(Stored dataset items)
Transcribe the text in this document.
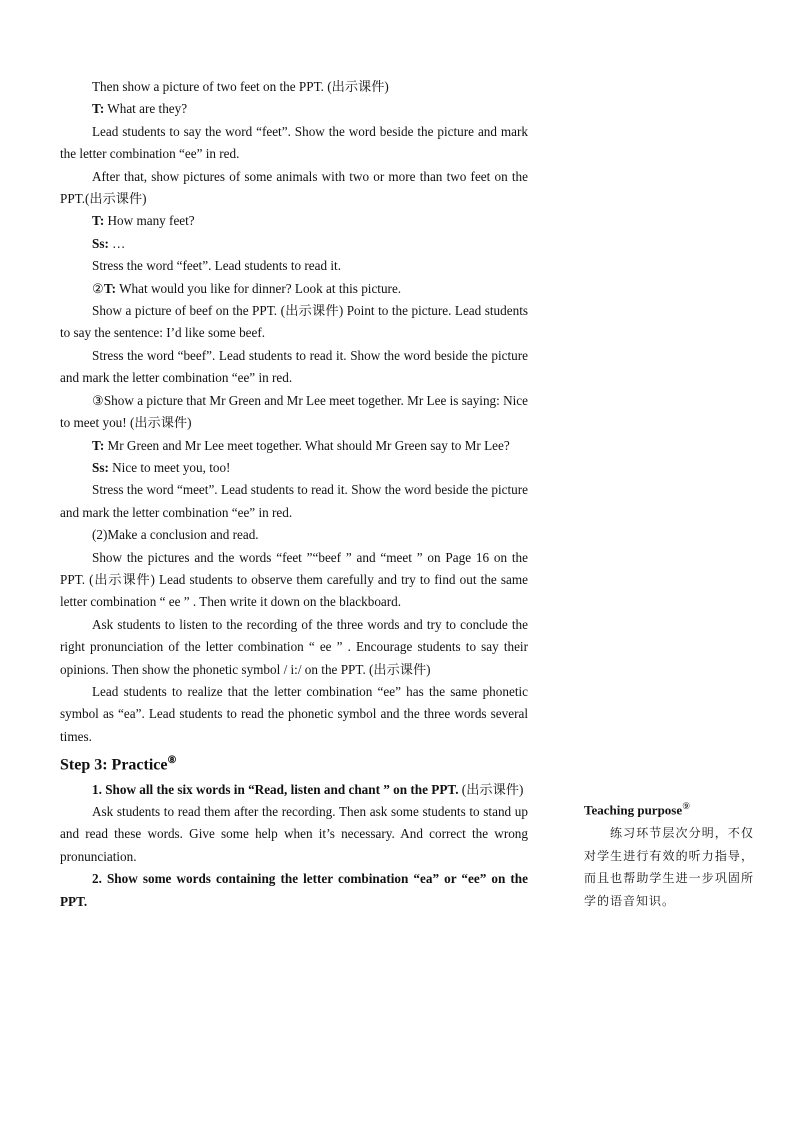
Then show a picture of two feet on the PPT. (出示课件)

T: What are they?

Lead students to say the word “feet”. Show the word beside the picture and mark the letter combination “ee” in red.

After that, show pictures of some animals with two or more than two feet on the PPT.(出示课件)

T: How many feet?

Ss: …

Stress the word “feet”. Lead students to read it.

②T: What would you like for dinner? Look at this picture.

Show a picture of beef on the PPT. (出示课件) Point to the picture. Lead students to say the sentence: I’d like some beef.

Stress the word “beef”. Lead students to read it. Show the word beside the picture and mark the letter combination “ee” in red.

③Show a picture that Mr Green and Mr Lee meet together. Mr Lee is saying: Nice to meet you! (出示课件)

T: Mr Green and Mr Lee meet together. What should Mr Green say to Mr Lee?

Ss: Nice to meet you, too!

Stress the word “meet”. Lead students to read it. Show the word beside the picture and mark the letter combination “ee” in red.

(2)Make a conclusion and read.

Show the pictures and the words “feet ”“beef ” and “meet ” on Page 16 on the PPT. (出示课件) Lead students to observe them carefully and try to find out the same letter combination “ ee ” . Then write it down on the blackboard.

Ask students to listen to the recording of the three words and try to conclude the right pronunciation of the letter combination “ ee ” . Encourage students to say their opinions. Then show the phonetic symbol / i:/ on the PPT. (出示课件)

Lead students to realize that the letter combination “ee” has the same phonetic symbol as “ea”. Lead students to read the phonetic symbol and the three words several times.

Step 3: Practice⑧

1. Show all the six words in “Read, listen and chant ” on the PPT. (出示课件)

Ask students to read them after the recording. Then ask some students to stand up and read these words. Give some help when it’s necessary. And correct the wrong pronunciation.

2. Show some words containing the letter combination “ea” or “ee” on the PPT.

Teaching purpose⑨

练习环节层次分明，不仅对学生进行有效的听力指导，而且也帮助学生进一步巩固所学的语音知识。
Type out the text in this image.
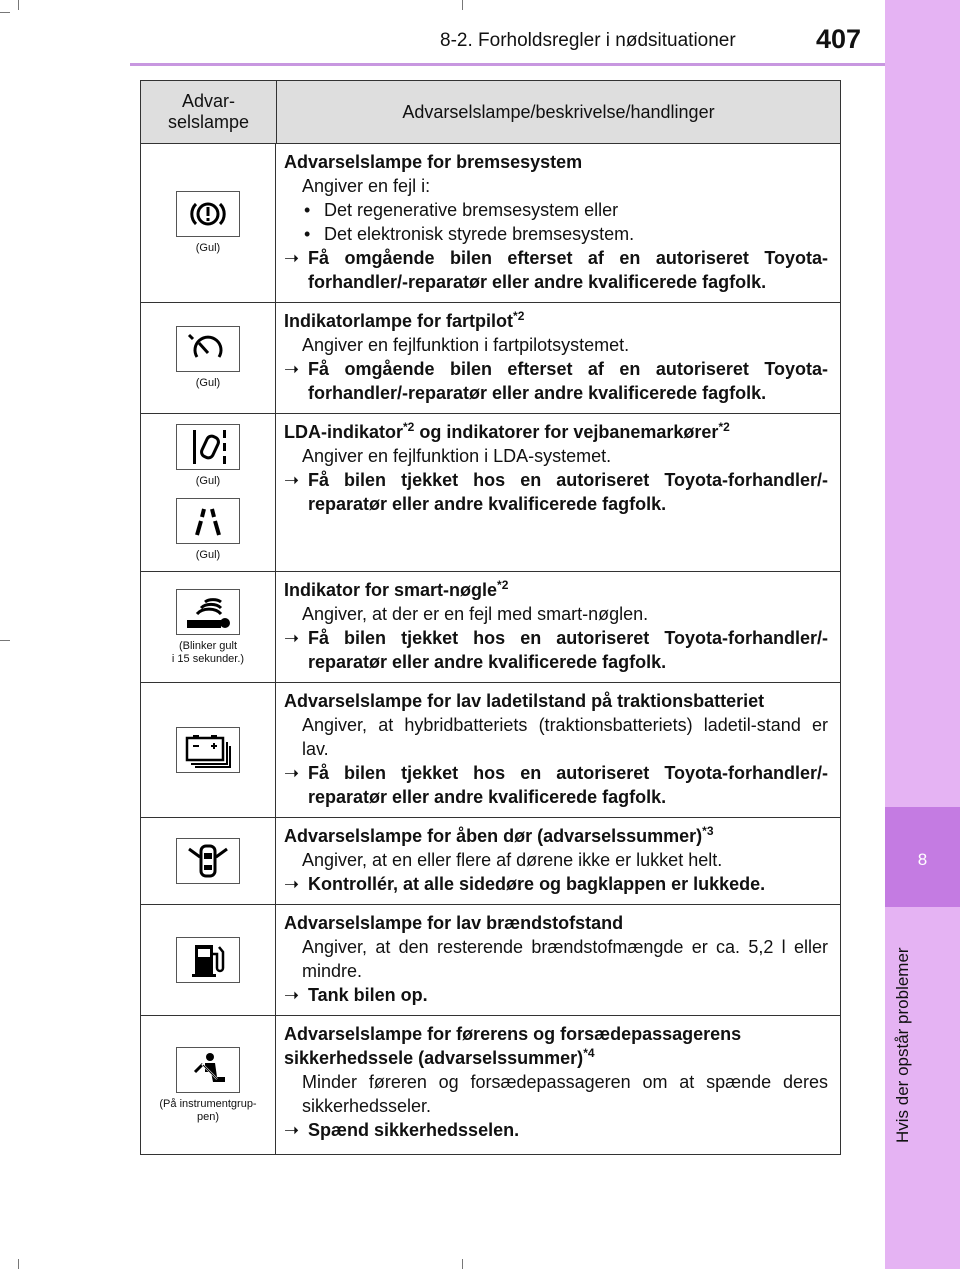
8
Hvis der opstår problemer
8-2. Forholdsregler i nødsituationer	407
Advar-
selslampe
Advarselslampe/beskrivelse/handlinger
(Gul)
Advarselslampe for bremsesystem
Angiver en fejl i:
• Det regenerative bremsesystem eller
• Det elektronisk styrede bremsesystem.
➝ Få omgående bilen efterset af en autoriseret Toyota-forhandler/-reparatør eller andre kvalificerede fagfolk.
(Gul)
Indikatorlampe for fartpilot$^{*2}$
Angiver en fejlfunktion i fartpilotsystemet.
➝ Få omgående bilen efterset af en autoriseret Toyota-forhandler/-reparatør eller andre kvalificerede fagfolk.
(Gul)
(Gul)
LDA-indikator$^{*2}$ og indikatorer for vejbanemarkører$^{*2}$
Angiver en fejlfunktion i LDA-systemet.
➝ Få bilen tjekket hos en autoriseret Toyota-forhandler/-reparatør eller andre kvalificerede fagfolk.
(Blinker gult
i 15 sekunder.)
Indikator for smart-nøgle$^{*2}$
Angiver, at der er en fejl med smart-nøglen.
➝ Få bilen tjekket hos en autoriseret Toyota-forhandler/-reparatør eller andre kvalificerede fagfolk.
Advarselslampe for lav ladetilstand på traktionsbatteriet
Angiver, at hybridbatteriets (traktionsbatteriets) ladetil-stand er lav.
➝ Få bilen tjekket hos en autoriseret Toyota-forhandler/-reparatør eller andre kvalificerede fagfolk.
Advarselslampe for åben dør (advarselssummer)$^{*3}$
Angiver, at en eller flere af dørene ikke er lukket helt.
➝ Kontrollér, at alle sidedøre og bagklappen er lukkede.
Advarselslampe for lav brændstofstand
Angiver, at den resterende brændstofmængde er ca. 5,2 l eller mindre.
➝ Tank bilen op.
(På instrumentgrup-
pen)
Advarselslampe for førerens og forsædepassagerens sikkerhedssele (advarselssummer)$^{*4}$
Minder føreren og forsædepassageren om at spænde deres sikkerhedsseler.
➝ Spænd sikkerhedsselen.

▸ **Exercise objective**
Find the word "recording" in the data and copy out each line where it turns up.

▸ **Problem solution**
Ask students to listen to the recording of the three words and try to conclude the right pronunciation of the letter combination “ ee ” . Encourage students to say their opinions. Then show the phonetic symbol / i:/ on the PPT. (出示课件)
Ask students to read them after the recording. Then ask some students to stand up and read these words. Give some help when it’s necessary. And correct the wrong pronunciation.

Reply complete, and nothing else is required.